__What this task involves__. Copy all records verbatim.

<<<<

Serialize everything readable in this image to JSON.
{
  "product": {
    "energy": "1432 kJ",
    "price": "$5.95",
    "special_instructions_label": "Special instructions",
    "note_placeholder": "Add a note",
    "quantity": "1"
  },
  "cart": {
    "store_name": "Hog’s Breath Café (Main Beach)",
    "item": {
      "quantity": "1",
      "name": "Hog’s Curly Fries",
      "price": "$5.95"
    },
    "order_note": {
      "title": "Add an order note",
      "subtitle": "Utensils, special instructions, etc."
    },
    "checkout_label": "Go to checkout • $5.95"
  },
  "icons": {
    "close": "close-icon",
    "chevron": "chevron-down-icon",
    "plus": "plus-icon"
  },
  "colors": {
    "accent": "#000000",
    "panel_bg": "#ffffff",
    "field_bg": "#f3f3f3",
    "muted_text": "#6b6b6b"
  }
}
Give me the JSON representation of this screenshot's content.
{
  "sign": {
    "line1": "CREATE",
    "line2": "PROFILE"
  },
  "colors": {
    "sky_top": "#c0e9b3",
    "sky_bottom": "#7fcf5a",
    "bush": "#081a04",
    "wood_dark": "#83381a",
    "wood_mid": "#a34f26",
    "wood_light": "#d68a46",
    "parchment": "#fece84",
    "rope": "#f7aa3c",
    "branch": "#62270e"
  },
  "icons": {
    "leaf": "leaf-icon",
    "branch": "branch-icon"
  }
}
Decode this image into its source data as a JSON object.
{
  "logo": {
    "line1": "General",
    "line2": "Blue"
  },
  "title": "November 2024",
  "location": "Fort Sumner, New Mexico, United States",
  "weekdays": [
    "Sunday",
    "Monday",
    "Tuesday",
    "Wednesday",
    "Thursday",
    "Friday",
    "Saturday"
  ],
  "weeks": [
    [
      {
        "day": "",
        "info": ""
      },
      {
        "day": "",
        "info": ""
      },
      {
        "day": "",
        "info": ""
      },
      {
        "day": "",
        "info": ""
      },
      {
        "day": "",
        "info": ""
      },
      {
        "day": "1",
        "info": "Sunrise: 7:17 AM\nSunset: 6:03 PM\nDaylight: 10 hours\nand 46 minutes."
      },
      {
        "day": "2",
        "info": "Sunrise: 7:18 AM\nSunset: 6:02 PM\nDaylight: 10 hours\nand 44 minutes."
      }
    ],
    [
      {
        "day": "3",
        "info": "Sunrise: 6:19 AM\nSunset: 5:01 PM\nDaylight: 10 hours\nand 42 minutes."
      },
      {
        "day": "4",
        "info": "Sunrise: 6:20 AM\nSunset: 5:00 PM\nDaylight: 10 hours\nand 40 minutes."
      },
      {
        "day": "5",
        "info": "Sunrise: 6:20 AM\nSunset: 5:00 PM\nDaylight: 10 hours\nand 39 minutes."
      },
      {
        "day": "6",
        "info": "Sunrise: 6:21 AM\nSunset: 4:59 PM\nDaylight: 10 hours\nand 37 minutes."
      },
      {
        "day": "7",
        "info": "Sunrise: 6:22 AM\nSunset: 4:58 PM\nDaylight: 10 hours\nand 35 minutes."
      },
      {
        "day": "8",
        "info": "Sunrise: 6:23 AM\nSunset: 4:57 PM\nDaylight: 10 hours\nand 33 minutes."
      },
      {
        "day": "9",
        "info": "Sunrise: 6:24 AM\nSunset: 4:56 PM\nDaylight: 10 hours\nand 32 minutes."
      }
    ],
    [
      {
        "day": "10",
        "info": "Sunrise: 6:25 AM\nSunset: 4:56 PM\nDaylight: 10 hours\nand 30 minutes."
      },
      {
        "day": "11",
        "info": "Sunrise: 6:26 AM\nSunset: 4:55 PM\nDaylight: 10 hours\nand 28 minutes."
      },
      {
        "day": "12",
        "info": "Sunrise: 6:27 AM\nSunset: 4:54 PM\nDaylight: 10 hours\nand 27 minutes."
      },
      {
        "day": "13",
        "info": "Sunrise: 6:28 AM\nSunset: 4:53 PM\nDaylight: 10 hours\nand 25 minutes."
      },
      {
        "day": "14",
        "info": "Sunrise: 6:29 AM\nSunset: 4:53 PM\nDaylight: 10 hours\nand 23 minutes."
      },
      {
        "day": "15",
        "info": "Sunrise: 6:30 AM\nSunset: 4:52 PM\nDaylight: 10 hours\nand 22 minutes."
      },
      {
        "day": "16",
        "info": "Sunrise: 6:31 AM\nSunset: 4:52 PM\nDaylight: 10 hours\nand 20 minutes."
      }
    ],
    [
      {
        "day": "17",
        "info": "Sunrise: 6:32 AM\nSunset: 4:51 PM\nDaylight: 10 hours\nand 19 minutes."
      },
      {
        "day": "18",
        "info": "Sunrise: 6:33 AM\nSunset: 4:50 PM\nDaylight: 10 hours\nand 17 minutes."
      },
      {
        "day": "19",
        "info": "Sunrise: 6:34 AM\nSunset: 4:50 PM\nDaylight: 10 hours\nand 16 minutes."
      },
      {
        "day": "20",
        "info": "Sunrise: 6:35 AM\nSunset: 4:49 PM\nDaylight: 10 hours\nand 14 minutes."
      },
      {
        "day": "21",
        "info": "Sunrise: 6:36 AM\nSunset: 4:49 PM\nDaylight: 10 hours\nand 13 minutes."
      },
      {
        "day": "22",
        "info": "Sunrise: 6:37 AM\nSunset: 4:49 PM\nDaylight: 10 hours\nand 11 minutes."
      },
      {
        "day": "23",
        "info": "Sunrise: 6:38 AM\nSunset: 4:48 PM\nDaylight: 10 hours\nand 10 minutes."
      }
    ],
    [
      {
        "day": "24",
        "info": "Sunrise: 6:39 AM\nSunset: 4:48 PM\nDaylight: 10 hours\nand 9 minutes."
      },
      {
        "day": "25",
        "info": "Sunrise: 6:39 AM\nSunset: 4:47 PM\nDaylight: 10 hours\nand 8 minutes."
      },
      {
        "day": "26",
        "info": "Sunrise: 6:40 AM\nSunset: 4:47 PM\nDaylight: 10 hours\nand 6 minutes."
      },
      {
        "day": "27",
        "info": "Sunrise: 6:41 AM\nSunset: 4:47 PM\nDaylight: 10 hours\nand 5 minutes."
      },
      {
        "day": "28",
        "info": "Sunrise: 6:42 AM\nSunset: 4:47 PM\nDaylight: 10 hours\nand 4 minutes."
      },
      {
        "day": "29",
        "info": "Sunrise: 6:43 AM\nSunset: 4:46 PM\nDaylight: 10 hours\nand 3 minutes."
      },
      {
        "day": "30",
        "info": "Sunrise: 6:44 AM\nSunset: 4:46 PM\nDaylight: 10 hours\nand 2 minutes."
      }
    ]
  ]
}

>>>>

__Finished exercise__.
Serialize everything readable in this image to JSON.
{
  "product": {
    "energy": "1432 kJ",
    "price": "$5.95",
    "special_instructions_label": "Special instructions",
    "note_placeholder": "Add a note",
    "quantity": "1"
  },
  "cart": {
    "store_name": "Hog’s Breath Café (Main Beach)",
    "item": {
      "quantity": "1",
      "name": "Hog’s Curly Fries",
      "price": "$5.95"
    },
    "order_note": {
      "title": "Add an order note",
      "subtitle": "Utensils, special instructions, etc."
    },
    "checkout_label": "Go to checkout • $5.95"
  },
  "icons": {
    "close": "close-icon",
    "chevron": "chevron-down-icon",
    "plus": "plus-icon"
  },
  "colors": {
    "accent": "#000000",
    "panel_bg": "#ffffff",
    "field_bg": "#f3f3f3",
    "muted_text": "#6b6b6b"
  }
}
Give me the JSON representation of this screenshot's content.
{
  "sign": {
    "line1": "CREATE",
    "line2": "PROFILE"
  },
  "colors": {
    "sky_top": "#c0e9b3",
    "sky_bottom": "#7fcf5a",
    "bush": "#081a04",
    "wood_dark": "#83381a",
    "wood_mid": "#a34f26",
    "wood_light": "#d68a46",
    "parchment": "#fece84",
    "rope": "#f7aa3c",
    "branch": "#62270e"
  },
  "icons": {
    "leaf": "leaf-icon",
    "branch": "branch-icon"
  }
}
Decode this image into its source data as a JSON object.
{
  "logo": {
    "line1": "General",
    "line2": "Blue"
  },
  "title": "November 2024",
  "location": "Fort Sumner, New Mexico, United States",
  "weekdays": [
    "Sunday",
    "Monday",
    "Tuesday",
    "Wednesday",
    "Thursday",
    "Friday",
    "Saturday"
  ],
  "weeks": [
    [
      {
        "day": "",
        "info": ""
      },
      {
        "day": "",
        "info": ""
      },
      {
        "day": "",
        "info": ""
      },
      {
        "day": "",
        "info": ""
      },
      {
        "day": "",
        "info": ""
      },
      {
        "day": "1",
        "info": "Sunrise: 7:17 AM\nSunset: 6:03 PM\nDaylight: 10 hours\nand 46 minutes."
      },
      {
        "day": "2",
        "info": "Sunrise: 7:18 AM\nSunset: 6:02 PM\nDaylight: 10 hours\nand 44 minutes."
      }
    ],
    [
      {
        "day": "3",
        "info": "Sunrise: 6:19 AM\nSunset: 5:01 PM\nDaylight: 10 hours\nand 42 minutes."
      },
      {
        "day": "4",
        "info": "Sunrise: 6:20 AM\nSunset: 5:00 PM\nDaylight: 10 hours\nand 40 minutes."
      },
      {
        "day": "5",
        "info": "Sunrise: 6:20 AM\nSunset: 5:00 PM\nDaylight: 10 hours\nand 39 minutes."
      },
      {
        "day": "6",
        "info": "Sunrise: 6:21 AM\nSunset: 4:59 PM\nDaylight: 10 hours\nand 37 minutes."
      },
      {
        "day": "7",
        "info": "Sunrise: 6:22 AM\nSunset: 4:58 PM\nDaylight: 10 hours\nand 35 minutes."
      },
      {
        "day": "8",
        "info": "Sunrise: 6:23 AM\nSunset: 4:57 PM\nDaylight: 10 hours\nand 33 minutes."
      },
      {
        "day": "9",
        "info": "Sunrise: 6:24 AM\nSunset: 4:56 PM\nDaylight: 10 hours\nand 32 minutes."
      }
    ],
    [
      {
        "day": "10",
        "info": "Sunrise: 6:25 AM\nSunset: 4:56 PM\nDaylight: 10 hours\nand 30 minutes."
      },
      {
        "day": "11",
        "info": "Sunrise: 6:26 AM\nSunset: 4:55 PM\nDaylight: 10 hours\nand 28 minutes."
      },
      {
        "day": "12",
        "info": "Sunrise: 6:27 AM\nSunset: 4:54 PM\nDaylight: 10 hours\nand 27 minutes."
      },
      {
        "day": "13",
        "info": "Sunrise: 6:28 AM\nSunset: 4:53 PM\nDaylight: 10 hours\nand 25 minutes."
      },
      {
        "day": "14",
        "info": "Sunrise: 6:29 AM\nSunset: 4:53 PM\nDaylight: 10 hours\nand 23 minutes."
      },
      {
        "day": "15",
        "info": "Sunrise: 6:30 AM\nSunset: 4:52 PM\nDaylight: 10 hours\nand 22 minutes."
      },
      {
        "day": "16",
        "info": "Sunrise: 6:31 AM\nSunset: 4:52 PM\nDaylight: 10 hours\nand 20 minutes."
      }
    ],
    [
      {
        "day": "17",
        "info": "Sunrise: 6:32 AM\nSunset: 4:51 PM\nDaylight: 10 hours\nand 19 minutes."
      },
      {
        "day": "18",
        "info": "Sunrise: 6:33 AM\nSunset: 4:50 PM\nDaylight: 10 hours\nand 17 minutes."
      },
      {
        "day": "19",
        "info": "Sunrise: 6:34 AM\nSunset: 4:50 PM\nDaylight: 10 hours\nand 16 minutes."
      },
      {
        "day": "20",
        "info": "Sunrise: 6:35 AM\nSunset: 4:49 PM\nDaylight: 10 hours\nand 14 minutes."
      },
      {
        "day": "21",
        "info": "Sunrise: 6:36 AM\nSunset: 4:49 PM\nDaylight: 10 hours\nand 13 minutes."
      },
      {
        "day": "22",
        "info": "Sunrise: 6:37 AM\nSunset: 4:49 PM\nDaylight: 10 hours\nand 11 minutes."
      },
      {
        "day": "23",
        "info": "Sunrise: 6:38 AM\nSunset: 4:48 PM\nDaylight: 10 hours\nand 10 minutes."
      }
    ],
    [
      {
        "day": "24",
        "info": "Sunrise: 6:39 AM\nSunset: 4:48 PM\nDaylight: 10 hours\nand 9 minutes."
      },
      {
        "day": "25",
        "info": "Sunrise: 6:39 AM\nSunset: 4:47 PM\nDaylight: 10 hours\nand 8 minutes."
      },
      {
        "day": "26",
        "info": "Sunrise: 6:40 AM\nSunset: 4:47 PM\nDaylight: 10 hours\nand 6 minutes."
      },
      {
        "day": "27",
        "info": "Sunrise: 6:41 AM\nSunset: 4:47 PM\nDaylight: 10 hours\nand 5 minutes."
      },
      {
        "day": "28",
        "info": "Sunrise: 6:42 AM\nSunset: 4:47 PM\nDaylight: 10 hours\nand 4 minutes."
      },
      {
        "day": "29",
        "info": "Sunrise: 6:43 AM\nSunset: 4:46 PM\nDaylight: 10 hours\nand 3 minutes."
      },
      {
        "day": "30",
        "info": "Sunrise: 6:44 AM\nSunset: 4:46 PM\nDaylight: 10 hours\nand 2 minutes."
      }
    ]
  ]
}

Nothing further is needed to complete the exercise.